Task to carry out:
Retype the listing that follows, exactly as written.

Structured figure records
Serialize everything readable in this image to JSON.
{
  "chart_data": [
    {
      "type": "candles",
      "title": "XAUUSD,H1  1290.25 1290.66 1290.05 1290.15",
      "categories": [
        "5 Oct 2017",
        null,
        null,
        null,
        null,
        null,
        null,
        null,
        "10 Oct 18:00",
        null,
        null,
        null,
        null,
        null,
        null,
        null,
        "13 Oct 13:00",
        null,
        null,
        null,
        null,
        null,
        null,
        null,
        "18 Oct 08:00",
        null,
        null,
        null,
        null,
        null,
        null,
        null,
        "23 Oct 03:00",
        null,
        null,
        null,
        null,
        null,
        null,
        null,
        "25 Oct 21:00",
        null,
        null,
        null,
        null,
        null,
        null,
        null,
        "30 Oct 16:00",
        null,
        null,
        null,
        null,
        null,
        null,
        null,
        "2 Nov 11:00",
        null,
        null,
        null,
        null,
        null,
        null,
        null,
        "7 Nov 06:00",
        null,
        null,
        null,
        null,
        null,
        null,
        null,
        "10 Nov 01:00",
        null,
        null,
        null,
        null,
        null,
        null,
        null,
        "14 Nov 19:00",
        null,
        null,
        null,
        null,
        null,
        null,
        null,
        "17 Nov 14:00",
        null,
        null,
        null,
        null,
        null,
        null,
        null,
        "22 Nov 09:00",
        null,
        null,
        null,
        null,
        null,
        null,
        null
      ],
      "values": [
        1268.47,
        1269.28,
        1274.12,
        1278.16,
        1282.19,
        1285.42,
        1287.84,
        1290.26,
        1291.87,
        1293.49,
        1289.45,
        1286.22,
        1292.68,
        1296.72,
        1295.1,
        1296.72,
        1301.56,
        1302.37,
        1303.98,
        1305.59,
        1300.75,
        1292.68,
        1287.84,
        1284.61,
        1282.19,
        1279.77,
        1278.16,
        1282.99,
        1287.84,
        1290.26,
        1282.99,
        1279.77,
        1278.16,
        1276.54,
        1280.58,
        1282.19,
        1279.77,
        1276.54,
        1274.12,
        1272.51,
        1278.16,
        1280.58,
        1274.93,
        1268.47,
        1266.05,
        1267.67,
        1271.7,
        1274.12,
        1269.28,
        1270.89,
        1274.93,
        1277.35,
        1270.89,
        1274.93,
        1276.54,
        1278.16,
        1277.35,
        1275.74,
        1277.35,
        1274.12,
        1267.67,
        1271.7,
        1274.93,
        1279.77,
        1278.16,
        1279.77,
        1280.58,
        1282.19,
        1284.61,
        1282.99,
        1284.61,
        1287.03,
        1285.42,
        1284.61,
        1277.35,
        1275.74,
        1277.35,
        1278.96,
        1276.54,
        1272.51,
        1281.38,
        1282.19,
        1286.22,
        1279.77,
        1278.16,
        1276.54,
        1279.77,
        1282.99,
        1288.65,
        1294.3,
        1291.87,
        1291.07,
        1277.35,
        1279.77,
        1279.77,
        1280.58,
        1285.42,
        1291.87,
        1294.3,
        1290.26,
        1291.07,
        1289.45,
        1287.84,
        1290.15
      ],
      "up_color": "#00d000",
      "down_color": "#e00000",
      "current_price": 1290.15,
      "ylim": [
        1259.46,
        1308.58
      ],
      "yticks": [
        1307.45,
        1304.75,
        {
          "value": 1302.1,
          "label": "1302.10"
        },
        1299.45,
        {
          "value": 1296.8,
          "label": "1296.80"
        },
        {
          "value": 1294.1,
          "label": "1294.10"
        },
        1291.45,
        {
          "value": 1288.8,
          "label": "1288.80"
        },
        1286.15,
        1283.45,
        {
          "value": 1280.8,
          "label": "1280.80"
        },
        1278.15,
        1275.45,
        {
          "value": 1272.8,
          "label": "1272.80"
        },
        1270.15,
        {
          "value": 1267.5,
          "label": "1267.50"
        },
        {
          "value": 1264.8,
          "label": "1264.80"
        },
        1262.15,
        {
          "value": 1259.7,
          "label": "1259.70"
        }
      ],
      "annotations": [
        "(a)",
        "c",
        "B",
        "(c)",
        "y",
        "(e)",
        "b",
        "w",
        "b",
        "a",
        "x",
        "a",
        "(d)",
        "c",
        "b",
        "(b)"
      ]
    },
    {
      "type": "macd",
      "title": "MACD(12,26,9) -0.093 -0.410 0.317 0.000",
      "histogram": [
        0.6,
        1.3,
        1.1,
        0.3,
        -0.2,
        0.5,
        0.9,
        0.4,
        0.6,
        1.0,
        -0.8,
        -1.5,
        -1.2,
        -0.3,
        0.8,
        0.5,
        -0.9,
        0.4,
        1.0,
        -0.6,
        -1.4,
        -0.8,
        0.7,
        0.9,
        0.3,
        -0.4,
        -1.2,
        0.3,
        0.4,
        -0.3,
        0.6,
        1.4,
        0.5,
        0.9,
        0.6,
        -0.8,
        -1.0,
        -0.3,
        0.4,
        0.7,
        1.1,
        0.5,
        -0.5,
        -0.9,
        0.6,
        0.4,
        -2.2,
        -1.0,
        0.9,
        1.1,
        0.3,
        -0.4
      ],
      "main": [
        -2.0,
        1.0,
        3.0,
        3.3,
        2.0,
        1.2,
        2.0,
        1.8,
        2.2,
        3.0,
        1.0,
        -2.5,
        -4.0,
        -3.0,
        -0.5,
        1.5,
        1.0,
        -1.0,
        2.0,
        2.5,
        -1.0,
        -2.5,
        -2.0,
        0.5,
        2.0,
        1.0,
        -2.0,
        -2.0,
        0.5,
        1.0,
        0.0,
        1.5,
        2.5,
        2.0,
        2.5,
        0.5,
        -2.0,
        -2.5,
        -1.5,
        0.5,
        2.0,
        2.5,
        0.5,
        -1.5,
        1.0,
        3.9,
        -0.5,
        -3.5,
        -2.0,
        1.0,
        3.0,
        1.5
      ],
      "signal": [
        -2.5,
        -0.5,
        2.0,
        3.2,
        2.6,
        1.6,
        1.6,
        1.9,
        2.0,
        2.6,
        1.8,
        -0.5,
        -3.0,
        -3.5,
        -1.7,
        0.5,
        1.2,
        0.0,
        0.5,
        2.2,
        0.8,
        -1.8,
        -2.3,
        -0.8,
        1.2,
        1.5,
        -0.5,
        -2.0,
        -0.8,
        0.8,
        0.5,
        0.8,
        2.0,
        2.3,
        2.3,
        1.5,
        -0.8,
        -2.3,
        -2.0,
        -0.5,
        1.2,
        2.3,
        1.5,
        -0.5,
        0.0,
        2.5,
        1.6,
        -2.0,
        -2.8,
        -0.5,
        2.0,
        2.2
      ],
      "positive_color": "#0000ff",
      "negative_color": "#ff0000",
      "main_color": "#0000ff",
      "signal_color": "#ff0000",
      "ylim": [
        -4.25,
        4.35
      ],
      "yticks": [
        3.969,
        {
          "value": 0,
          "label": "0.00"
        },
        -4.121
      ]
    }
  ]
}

Exercise output:
Serialize everything readable in this image to JSON.
{
  "chart_data": [
    {
      "type": "candles",
      "title": "XAUUSD,H1  1290.25 1290.66 1290.05 1290.15",
      "categories": [
        "5 Oct 2017",
        null,
        null,
        null,
        null,
        null,
        null,
        null,
        "10 Oct 18:00",
        null,
        null,
        null,
        null,
        null,
        null,
        null,
        "13 Oct 13:00",
        null,
        null,
        null,
        null,
        null,
        null,
        null,
        "18 Oct 08:00",
        null,
        null,
        null,
        null,
        null,
        null,
        null,
        "23 Oct 03:00",
        null,
        null,
        null,
        null,
        null,
        null,
        null,
        "25 Oct 21:00",
        null,
        null,
        null,
        null,
        null,
        null,
        null,
        "30 Oct 16:00",
        null,
        null,
        null,
        null,
        null,
        null,
        null,
        "2 Nov 11:00",
        null,
        null,
        null,
        null,
        null,
        null,
        null,
        "7 Nov 06:00",
        null,
        null,
        null,
        null,
        null,
        null,
        null,
        "10 Nov 01:00",
        null,
        null,
        null,
        null,
        null,
        null,
        null,
        "14 Nov 19:00",
        null,
        null,
        null,
        null,
        null,
        null,
        null,
        "17 Nov 14:00",
        null,
        null,
        null,
        null,
        null,
        null,
        null,
        "22 Nov 09:00",
        null,
        null,
        null,
        null,
        null,
        null,
        null
      ],
      "values": [
        1268.47,
        1269.28,
        1274.12,
        1278.16,
        1282.19,
        1285.42,
        1287.84,
        1290.26,
        1291.87,
        1293.49,
        1289.45,
        1286.22,
        1292.68,
        1296.72,
        1295.1,
        1296.72,
        1301.56,
        1302.37,
        1303.98,
        1305.59,
        1300.75,
        1292.68,
        1287.84,
        1284.61,
        1282.19,
        1279.77,
        1278.16,
        1282.99,
        1287.84,
        1290.26,
        1282.99,
        1279.77,
        1278.16,
        1276.54,
        1280.58,
        1282.19,
        1279.77,
        1276.54,
        1274.12,
        1272.51,
        1278.16,
        1280.58,
        1274.93,
        1268.47,
        1266.05,
        1267.67,
        1271.7,
        1274.12,
        1269.28,
        1270.89,
        1274.93,
        1277.35,
        1270.89,
        1274.93,
        1276.54,
        1278.16,
        1277.35,
        1275.74,
        1277.35,
        1274.12,
        1267.67,
        1271.7,
        1274.93,
        1279.77,
        1278.16,
        1279.77,
        1280.58,
        1282.19,
        1284.61,
        1282.99,
        1284.61,
        1287.03,
        1285.42,
        1284.61,
        1277.35,
        1275.74,
        1277.35,
        1278.96,
        1276.54,
        1272.51,
        1281.38,
        1282.19,
        1286.22,
        1279.77,
        1278.16,
        1276.54,
        1279.77,
        1282.99,
        1288.65,
        1294.3,
        1291.87,
        1291.07,
        1277.35,
        1279.77,
        1279.77,
        1280.58,
        1285.42,
        1291.87,
        1294.3,
        1290.26,
        1291.07,
        1289.45,
        1287.84,
        1290.15
      ],
      "up_color": "#00d000",
      "down_color": "#e00000",
      "current_price": 1290.15,
      "ylim": [
        1259.46,
        1308.58
      ],
      "yticks": [
        1307.45,
        1304.75,
        {
          "value": 1302.1,
          "label": "1302.10"
        },
        1299.45,
        {
          "value": 1296.8,
          "label": "1296.80"
        },
        {
          "value": 1294.1,
          "label": "1294.10"
        },
        1291.45,
        {
          "value": 1288.8,
          "label": "1288.80"
        },
        1286.15,
        1283.45,
        {
          "value": 1280.8,
          "label": "1280.80"
        },
        1278.15,
        1275.45,
        {
          "value": 1272.8,
          "label": "1272.80"
        },
        1270.15,
        {
          "value": 1267.5,
          "label": "1267.50"
        },
        {
          "value": 1264.8,
          "label": "1264.80"
        },
        1262.15,
        {
          "value": 1259.7,
          "label": "1259.70"
        }
      ],
      "annotations": [
        "(a)",
        "c",
        "B",
        "(c)",
        "y",
        "(e)",
        "b",
        "w",
        "b",
        "a",
        "x",
        "a",
        "(d)",
        "c",
        "b",
        "(b)"
      ]
    },
    {
      "type": "macd",
      "title": "MACD(12,26,9) -0.093 -0.410 0.317 0.000",
      "histogram": [
        0.6,
        1.3,
        1.1,
        0.3,
        -0.2,
        0.5,
        0.9,
        0.4,
        0.6,
        1.0,
        -0.8,
        -1.5,
        -1.2,
        -0.3,
        0.8,
        0.5,
        -0.9,
        0.4,
        1.0,
        -0.6,
        -1.4,
        -0.8,
        0.7,
        0.9,
        0.3,
        -0.4,
        -1.2,
        0.3,
        0.4,
        -0.3,
        0.6,
        1.4,
        0.5,
        0.9,
        0.6,
        -0.8,
        -1.0,
        -0.3,
        0.4,
        0.7,
        1.1,
        0.5,
        -0.5,
        -0.9,
        0.6,
        0.4,
        -2.2,
        -1.0,
        0.9,
        1.1,
        0.3,
        -0.4
      ],
      "main": [
        -2.0,
        1.0,
        3.0,
        3.3,
        2.0,
        1.2,
        2.0,
        1.8,
        2.2,
        3.0,
        1.0,
        -2.5,
        -4.0,
        -3.0,
        -0.5,
        1.5,
        1.0,
        -1.0,
        2.0,
        2.5,
        -1.0,
        -2.5,
        -2.0,
        0.5,
        2.0,
        1.0,
        -2.0,
        -2.0,
        0.5,
        1.0,
        0.0,
        1.5,
        2.5,
        2.0,
        2.5,
        0.5,
        -2.0,
        -2.5,
        -1.5,
        0.5,
        2.0,
        2.5,
        0.5,
        -1.5,
        1.0,
        3.9,
        -0.5,
        -3.5,
        -2.0,
        1.0,
        3.0,
        1.5
      ],
      "signal": [
        -2.5,
        -0.5,
        2.0,
        3.2,
        2.6,
        1.6,
        1.6,
        1.9,
        2.0,
        2.6,
        1.8,
        -0.5,
        -3.0,
        -3.5,
        -1.7,
        0.5,
        1.2,
        0.0,
        0.5,
        2.2,
        0.8,
        -1.8,
        -2.3,
        -0.8,
        1.2,
        1.5,
        -0.5,
        -2.0,
        -0.8,
        0.8,
        0.5,
        0.8,
        2.0,
        2.3,
        2.3,
        1.5,
        -0.8,
        -2.3,
        -2.0,
        -0.5,
        1.2,
        2.3,
        1.5,
        -0.5,
        0.0,
        2.5,
        1.6,
        -2.0,
        -2.8,
        -0.5,
        2.0,
        2.2
      ],
      "positive_color": "#0000ff",
      "negative_color": "#ff0000",
      "main_color": "#0000ff",
      "signal_color": "#ff0000",
      "ylim": [
        -4.25,
        4.35
      ],
      "yticks": [
        3.969,
        {
          "value": 0,
          "label": "0.00"
        },
        -4.121
      ]
    }
  ]
}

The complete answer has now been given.